Collection entries:
┄┄┄┄┄┄
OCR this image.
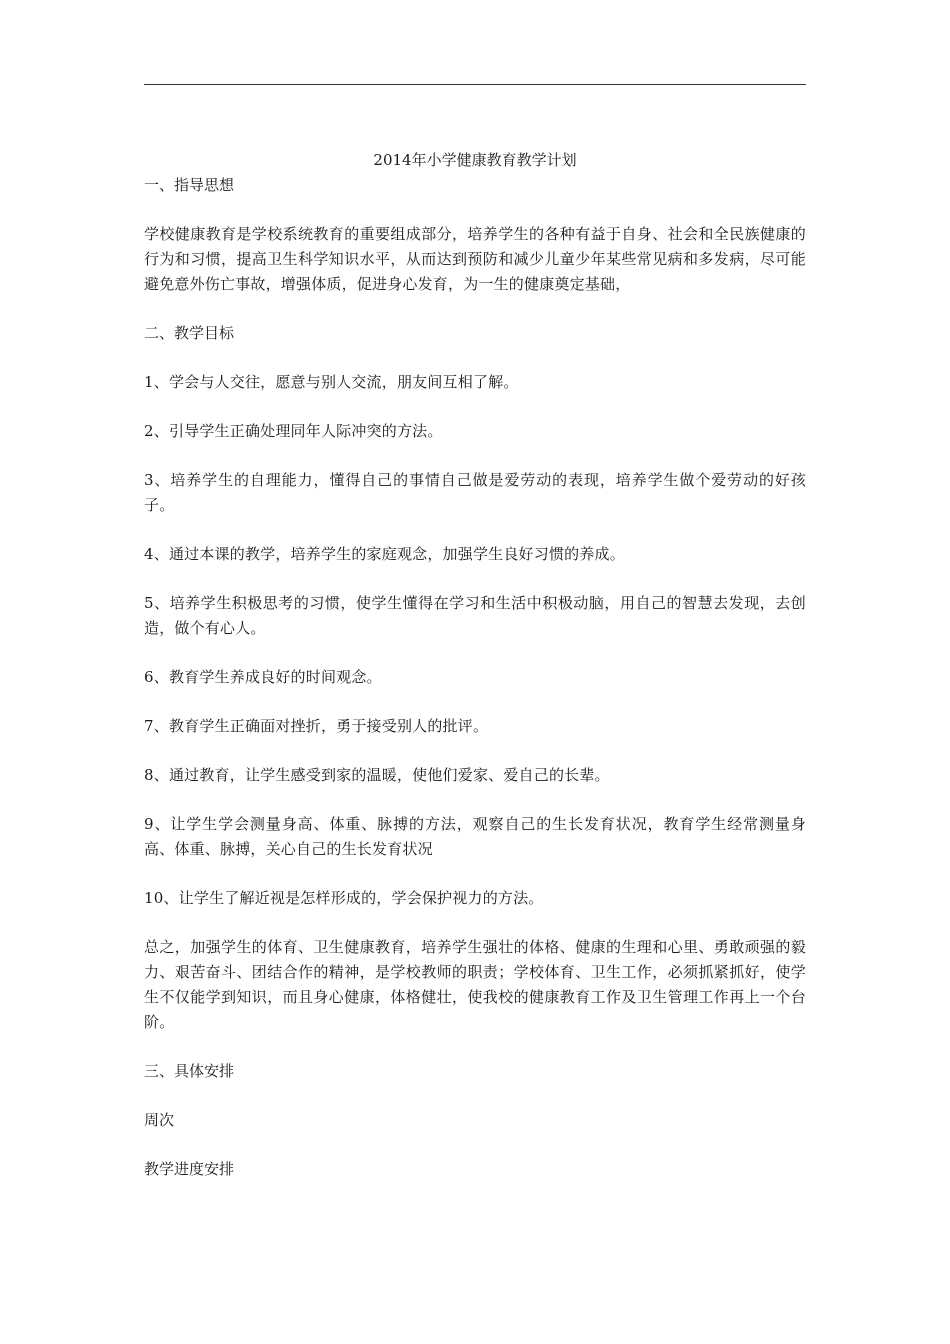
2014年小学健康教育教学计划
一、指导思想

学校健康教育是学校系统教育的重要组成部分，培养学生的各种有益于自身、社会和全民族健康的行为和习惯，提高卫生科学知识水平，从而达到预防和减少儿童少年某些常见病和多发病，尽可能避免意外伤亡事故，增强体质，促进身心发育，为一生的健康奠定基础，

二、教学目标

1、学会与人交往，愿意与别人交流，朋友间互相了解。

2、引导学生正确处理同年人际冲突的方法。

3、培养学生的自理能力，懂得自己的事情自己做是爱劳动的表现，培养学生做个爱劳动的好孩子。

4、通过本课的教学，培养学生的家庭观念，加强学生良好习惯的养成。

5、培养学生积极思考的习惯，使学生懂得在学习和生活中积极动脑，用自己的智慧去发现，去创造，做个有心人。

6、教育学生养成良好的时间观念。

7、教育学生正确面对挫折，勇于接受别人的批评。

8、通过教育，让学生感受到家的温暖，使他们爱家、爱自己的长辈。

9、让学生学会测量身高、体重、脉搏的方法，观察自己的生长发育状况，教育学生经常测量身高、体重、脉搏，关心自己的生长发育状况

10、让学生了解近视是怎样形成的，学会保护视力的方法。

总之，加强学生的体育、卫生健康教育，培养学生强壮的体格、健康的生理和心里、勇敢顽强的毅力、艰苦奋斗、团结合作的精神，是学校教师的职责；学校体育、卫生工作，必须抓紧抓好，使学生不仅能学到知识，而且身心健康，体格健壮，使我校的健康教育工作及卫生管理工作再上一个台阶。

三、具体安排
周次
教学进度安排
┄┄┄┄┄┄
*Exercise description:* Return the material word for word. Pictures are not part of the copy.

*Solution:*
OCR this image.
2014年小学健康教育教学计划
一、指导思想

学校健康教育是学校系统教育的重要组成部分，培养学生的各种有益于自身、社会和全民族健康的行为和习惯，提高卫生科学知识水平，从而达到预防和减少儿童少年某些常见病和多发病，尽可能避免意外伤亡事故，增强体质，促进身心发育，为一生的健康奠定基础，

二、教学目标

1、学会与人交往，愿意与别人交流，朋友间互相了解。

2、引导学生正确处理同年人际冲突的方法。

3、培养学生的自理能力，懂得自己的事情自己做是爱劳动的表现，培养学生做个爱劳动的好孩子。

4、通过本课的教学，培养学生的家庭观念，加强学生良好习惯的养成。

5、培养学生积极思考的习惯，使学生懂得在学习和生活中积极动脑，用自己的智慧去发现，去创造，做个有心人。

6、教育学生养成良好的时间观念。

7、教育学生正确面对挫折，勇于接受别人的批评。

8、通过教育，让学生感受到家的温暖，使他们爱家、爱自己的长辈。

9、让学生学会测量身高、体重、脉搏的方法，观察自己的生长发育状况，教育学生经常测量身高、体重、脉搏，关心自己的生长发育状况

10、让学生了解近视是怎样形成的，学会保护视力的方法。

总之，加强学生的体育、卫生健康教育，培养学生强壮的体格、健康的生理和心里、勇敢顽强的毅力、艰苦奋斗、团结合作的精神，是学校教师的职责；学校体育、卫生工作，必须抓紧抓好，使学生不仅能学到知识，而且身心健康，体格健壮，使我校的健康教育工作及卫生管理工作再上一个台阶。

三、具体安排
周次
教学进度安排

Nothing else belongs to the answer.